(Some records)
------------------------------------------------------------------------

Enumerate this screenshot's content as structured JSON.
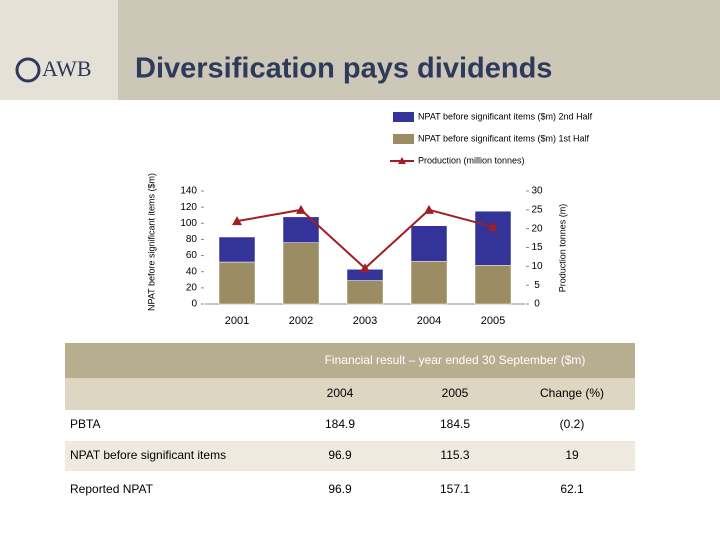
{
  "header": {
    "logo": "AWB",
    "title": "Diversification pays dividends"
  },
  "chart_data": {
    "type": "bar-line",
    "categories": [
      "2001",
      "2002",
      "2003",
      "2004",
      "2005"
    ],
    "y_label": "NPAT before significant items ($m)",
    "y2_label": "Production tonnes (m)",
    "ylim": [
      0,
      140
    ],
    "yticks": [
      0,
      20,
      40,
      60,
      80,
      100,
      120,
      140
    ],
    "y2lim": [
      0,
      30
    ],
    "y2ticks": [
      0,
      5,
      10,
      15,
      20,
      25,
      30
    ],
    "stacked": true,
    "series": [
      {
        "name": "NPAT before significant items ($m) 2nd Half",
        "type": "bar",
        "color": "#33339a",
        "values": [
          31,
          32,
          14,
          44,
          67
        ]
      },
      {
        "name": "NPAT before significant items ($m) 1st Half",
        "type": "bar",
        "color": "#9c8c64",
        "values": [
          52,
          76,
          29,
          53,
          48
        ]
      },
      {
        "name": "Production (million tonnes)",
        "type": "line",
        "axis": "y2",
        "color": "#a11e22",
        "values": [
          22,
          25,
          9.5,
          25,
          20.5
        ]
      }
    ]
  },
  "table": {
    "title": "Financial result – year ended 30 September ($m)",
    "columns": [
      "2004",
      "2005",
      "Change (%)"
    ],
    "rows": [
      [
        "PBTA",
        "184.9",
        "184.5",
        "(0.2)"
      ],
      [
        "NPAT before significant items",
        "96.9",
        "115.3",
        "19"
      ],
      [
        "Reported NPAT",
        "96.9",
        "157.1",
        "62.1"
      ]
    ]
  }
}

------------------------------------------------------------------------

▸ What the exercise asks
Each line of the material that holds the string "tonnes" counts once; give the total alone.

▸ Worked answer
2